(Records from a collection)
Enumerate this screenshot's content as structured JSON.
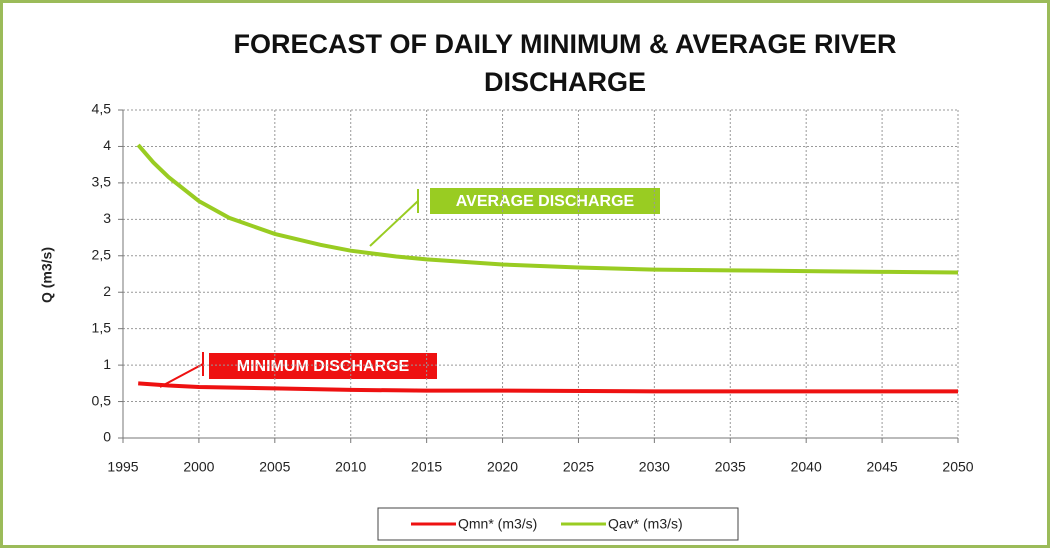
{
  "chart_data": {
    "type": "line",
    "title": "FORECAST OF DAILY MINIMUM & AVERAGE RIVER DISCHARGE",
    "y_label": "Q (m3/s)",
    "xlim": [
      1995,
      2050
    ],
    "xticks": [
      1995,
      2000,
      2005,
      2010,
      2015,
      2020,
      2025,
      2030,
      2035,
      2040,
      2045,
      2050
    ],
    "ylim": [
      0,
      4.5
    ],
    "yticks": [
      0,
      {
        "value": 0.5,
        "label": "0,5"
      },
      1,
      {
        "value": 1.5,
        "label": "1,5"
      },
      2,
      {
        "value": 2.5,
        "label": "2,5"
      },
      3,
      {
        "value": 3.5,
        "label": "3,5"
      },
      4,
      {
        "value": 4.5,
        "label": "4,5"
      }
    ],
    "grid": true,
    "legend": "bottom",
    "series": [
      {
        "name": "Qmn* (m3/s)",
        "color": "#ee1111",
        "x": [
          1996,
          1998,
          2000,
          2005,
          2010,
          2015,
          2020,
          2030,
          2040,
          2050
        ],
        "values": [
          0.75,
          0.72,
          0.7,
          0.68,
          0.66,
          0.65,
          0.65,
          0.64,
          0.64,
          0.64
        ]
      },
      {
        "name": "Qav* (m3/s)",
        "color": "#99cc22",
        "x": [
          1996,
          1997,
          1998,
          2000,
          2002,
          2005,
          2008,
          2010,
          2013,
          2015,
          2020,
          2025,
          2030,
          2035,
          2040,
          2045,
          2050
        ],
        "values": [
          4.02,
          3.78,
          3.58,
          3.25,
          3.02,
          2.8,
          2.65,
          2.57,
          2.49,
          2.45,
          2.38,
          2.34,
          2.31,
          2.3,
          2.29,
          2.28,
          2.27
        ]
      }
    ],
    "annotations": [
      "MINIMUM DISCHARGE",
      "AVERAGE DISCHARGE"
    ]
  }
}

...

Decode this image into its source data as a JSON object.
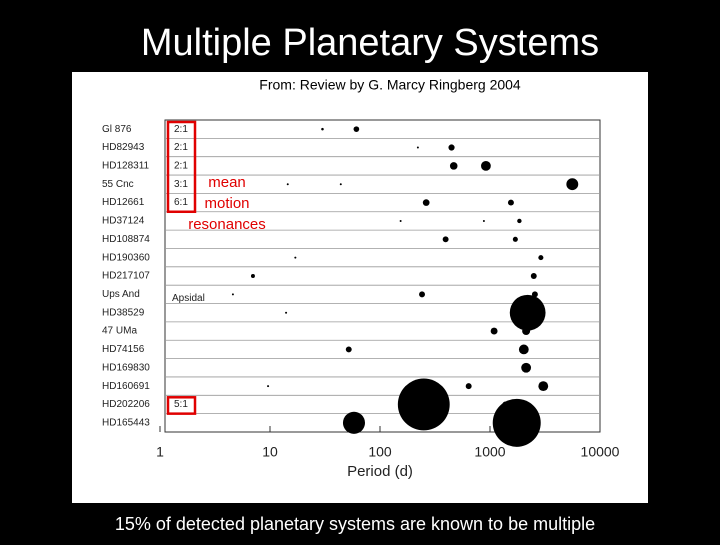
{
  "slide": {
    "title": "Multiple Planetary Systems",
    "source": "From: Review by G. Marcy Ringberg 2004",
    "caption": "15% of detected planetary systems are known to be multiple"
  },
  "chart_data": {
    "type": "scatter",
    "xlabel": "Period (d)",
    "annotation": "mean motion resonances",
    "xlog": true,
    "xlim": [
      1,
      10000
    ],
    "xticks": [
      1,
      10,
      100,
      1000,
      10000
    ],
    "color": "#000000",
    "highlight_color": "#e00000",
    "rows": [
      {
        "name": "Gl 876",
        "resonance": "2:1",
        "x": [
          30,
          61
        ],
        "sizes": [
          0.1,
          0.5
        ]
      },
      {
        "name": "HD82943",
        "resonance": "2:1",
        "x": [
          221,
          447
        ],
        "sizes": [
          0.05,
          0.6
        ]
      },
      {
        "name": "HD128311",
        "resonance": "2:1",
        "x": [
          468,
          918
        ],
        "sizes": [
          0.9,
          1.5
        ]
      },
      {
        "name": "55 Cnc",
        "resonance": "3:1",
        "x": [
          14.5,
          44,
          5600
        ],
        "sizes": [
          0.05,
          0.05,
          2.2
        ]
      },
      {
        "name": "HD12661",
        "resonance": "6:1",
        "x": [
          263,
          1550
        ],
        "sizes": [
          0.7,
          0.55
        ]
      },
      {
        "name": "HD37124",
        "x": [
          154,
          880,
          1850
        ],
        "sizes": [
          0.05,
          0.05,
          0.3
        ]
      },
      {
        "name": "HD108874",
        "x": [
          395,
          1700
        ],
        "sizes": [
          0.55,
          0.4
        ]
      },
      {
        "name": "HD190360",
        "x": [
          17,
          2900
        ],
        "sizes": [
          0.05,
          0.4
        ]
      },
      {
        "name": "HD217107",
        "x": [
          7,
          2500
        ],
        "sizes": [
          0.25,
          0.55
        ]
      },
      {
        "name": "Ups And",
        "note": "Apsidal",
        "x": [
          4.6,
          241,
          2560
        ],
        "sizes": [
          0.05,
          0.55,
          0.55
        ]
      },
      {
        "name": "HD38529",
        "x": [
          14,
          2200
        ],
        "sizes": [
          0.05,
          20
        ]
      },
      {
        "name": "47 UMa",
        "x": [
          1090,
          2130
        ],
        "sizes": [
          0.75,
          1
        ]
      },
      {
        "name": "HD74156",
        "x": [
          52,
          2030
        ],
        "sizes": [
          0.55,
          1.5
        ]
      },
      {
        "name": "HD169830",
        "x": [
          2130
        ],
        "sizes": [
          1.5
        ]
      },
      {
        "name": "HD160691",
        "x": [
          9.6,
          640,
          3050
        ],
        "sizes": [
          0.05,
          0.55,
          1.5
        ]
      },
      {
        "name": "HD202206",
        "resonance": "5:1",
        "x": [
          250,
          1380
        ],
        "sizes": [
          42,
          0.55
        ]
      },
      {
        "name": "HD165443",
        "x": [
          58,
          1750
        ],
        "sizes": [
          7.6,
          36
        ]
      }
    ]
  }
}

**What you have to do**
From the entries above, select each line containing the string "MINIMUM".

**Task output**
    "title": "FORECAST OF DAILY MINIMUM & AVERAGE RIVER DISCHARGE",
      "MINIMUM DISCHARGE",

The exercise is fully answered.